* start *

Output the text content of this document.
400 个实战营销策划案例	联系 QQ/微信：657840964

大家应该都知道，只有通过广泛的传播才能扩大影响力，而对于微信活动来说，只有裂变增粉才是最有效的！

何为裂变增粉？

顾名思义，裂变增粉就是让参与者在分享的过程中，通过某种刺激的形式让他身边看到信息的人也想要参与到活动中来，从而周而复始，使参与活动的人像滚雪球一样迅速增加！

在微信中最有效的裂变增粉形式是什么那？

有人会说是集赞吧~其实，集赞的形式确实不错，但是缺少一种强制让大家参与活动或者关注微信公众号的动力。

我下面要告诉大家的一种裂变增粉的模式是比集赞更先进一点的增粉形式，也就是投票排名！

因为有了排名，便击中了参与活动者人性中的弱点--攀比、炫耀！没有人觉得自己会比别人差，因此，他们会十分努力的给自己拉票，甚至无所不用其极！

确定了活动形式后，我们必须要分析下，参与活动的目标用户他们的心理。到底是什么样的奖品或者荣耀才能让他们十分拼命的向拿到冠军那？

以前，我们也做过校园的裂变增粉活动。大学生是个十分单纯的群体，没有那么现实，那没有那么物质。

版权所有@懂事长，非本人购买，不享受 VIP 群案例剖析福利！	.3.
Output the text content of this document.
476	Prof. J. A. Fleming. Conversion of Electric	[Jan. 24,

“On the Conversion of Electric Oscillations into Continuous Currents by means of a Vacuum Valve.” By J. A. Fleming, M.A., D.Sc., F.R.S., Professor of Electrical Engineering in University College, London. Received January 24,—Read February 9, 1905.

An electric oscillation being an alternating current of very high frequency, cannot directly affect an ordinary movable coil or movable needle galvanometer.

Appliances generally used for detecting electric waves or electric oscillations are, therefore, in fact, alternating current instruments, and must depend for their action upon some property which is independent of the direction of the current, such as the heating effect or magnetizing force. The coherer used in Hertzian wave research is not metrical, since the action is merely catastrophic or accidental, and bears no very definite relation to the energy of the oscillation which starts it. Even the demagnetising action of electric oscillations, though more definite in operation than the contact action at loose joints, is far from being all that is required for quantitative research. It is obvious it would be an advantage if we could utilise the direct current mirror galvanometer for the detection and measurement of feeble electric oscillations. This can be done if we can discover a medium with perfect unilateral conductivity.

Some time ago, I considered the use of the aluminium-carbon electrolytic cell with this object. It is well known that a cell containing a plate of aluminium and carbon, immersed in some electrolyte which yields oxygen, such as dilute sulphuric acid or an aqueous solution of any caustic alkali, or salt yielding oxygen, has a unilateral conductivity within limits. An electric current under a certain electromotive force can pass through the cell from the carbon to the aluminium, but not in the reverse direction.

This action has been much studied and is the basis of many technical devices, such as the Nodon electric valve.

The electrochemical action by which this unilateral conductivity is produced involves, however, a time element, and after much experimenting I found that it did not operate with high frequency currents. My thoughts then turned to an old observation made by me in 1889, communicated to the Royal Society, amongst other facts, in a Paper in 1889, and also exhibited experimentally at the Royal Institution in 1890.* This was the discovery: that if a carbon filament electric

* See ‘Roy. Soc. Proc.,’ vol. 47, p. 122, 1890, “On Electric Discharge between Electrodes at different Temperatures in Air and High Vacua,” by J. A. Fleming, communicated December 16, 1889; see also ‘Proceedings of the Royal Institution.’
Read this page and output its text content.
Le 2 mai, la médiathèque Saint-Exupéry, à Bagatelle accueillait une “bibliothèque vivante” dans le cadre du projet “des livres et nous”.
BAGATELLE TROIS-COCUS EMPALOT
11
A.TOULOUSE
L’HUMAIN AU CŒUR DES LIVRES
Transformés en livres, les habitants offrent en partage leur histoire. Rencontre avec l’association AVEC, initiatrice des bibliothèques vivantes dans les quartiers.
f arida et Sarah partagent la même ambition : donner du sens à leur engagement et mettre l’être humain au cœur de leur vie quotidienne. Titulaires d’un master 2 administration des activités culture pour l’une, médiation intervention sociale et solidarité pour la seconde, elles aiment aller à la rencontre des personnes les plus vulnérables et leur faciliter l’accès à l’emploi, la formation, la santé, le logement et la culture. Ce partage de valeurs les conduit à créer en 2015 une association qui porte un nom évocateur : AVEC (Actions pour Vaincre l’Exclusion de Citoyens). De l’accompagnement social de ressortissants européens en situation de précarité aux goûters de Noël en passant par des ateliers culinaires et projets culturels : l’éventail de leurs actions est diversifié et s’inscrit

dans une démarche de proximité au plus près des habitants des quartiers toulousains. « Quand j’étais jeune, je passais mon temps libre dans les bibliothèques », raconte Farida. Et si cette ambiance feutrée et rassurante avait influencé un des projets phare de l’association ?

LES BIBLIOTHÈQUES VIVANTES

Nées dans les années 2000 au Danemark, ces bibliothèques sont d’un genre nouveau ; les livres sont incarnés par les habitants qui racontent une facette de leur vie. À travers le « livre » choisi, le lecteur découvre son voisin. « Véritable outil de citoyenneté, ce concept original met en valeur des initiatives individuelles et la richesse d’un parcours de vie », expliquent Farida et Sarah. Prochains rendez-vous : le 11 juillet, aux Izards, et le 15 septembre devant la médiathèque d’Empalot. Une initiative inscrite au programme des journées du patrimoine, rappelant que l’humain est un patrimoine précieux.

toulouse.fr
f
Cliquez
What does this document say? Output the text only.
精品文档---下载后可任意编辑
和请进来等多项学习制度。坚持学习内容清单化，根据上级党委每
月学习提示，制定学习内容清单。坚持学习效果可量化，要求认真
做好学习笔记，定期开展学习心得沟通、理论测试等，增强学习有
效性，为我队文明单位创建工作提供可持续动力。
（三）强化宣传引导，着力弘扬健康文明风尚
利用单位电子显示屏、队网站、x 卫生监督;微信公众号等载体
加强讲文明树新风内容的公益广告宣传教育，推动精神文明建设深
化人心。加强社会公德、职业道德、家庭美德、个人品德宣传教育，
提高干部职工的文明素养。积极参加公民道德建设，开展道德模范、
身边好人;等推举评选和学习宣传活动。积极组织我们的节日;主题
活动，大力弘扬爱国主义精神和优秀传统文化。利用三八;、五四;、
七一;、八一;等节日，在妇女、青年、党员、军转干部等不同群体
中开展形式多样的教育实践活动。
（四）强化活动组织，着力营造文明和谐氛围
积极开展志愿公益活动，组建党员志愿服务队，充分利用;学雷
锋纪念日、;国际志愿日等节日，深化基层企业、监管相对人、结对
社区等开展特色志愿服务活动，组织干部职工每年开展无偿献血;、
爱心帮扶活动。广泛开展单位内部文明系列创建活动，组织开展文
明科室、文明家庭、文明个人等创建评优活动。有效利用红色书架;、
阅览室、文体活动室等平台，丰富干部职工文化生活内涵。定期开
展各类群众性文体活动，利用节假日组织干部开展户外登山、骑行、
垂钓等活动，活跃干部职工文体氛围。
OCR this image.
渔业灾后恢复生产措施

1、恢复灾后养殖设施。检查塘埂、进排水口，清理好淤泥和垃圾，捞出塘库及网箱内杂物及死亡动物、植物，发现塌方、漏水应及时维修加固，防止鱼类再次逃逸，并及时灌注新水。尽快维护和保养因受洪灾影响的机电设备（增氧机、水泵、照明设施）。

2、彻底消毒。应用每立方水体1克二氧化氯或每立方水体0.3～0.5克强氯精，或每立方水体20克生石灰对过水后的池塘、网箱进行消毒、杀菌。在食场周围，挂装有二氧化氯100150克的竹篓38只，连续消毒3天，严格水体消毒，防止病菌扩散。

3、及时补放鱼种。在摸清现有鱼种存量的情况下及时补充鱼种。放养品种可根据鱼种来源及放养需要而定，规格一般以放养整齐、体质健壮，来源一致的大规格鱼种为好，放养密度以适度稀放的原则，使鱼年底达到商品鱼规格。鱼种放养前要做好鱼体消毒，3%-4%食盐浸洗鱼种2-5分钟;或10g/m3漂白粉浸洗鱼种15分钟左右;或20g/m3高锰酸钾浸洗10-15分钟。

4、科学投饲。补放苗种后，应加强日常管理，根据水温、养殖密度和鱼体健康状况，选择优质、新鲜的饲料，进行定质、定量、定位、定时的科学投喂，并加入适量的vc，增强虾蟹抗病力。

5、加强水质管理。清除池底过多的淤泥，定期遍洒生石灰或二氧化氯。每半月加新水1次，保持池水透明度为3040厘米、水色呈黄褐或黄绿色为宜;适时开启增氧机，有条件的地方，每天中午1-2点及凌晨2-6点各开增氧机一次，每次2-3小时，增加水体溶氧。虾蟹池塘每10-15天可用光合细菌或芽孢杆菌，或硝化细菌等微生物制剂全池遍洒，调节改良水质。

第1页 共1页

* end *

▶ [Task instructions] State, as a number only, how many lines in the entries include "Read".

▶ [The output] 2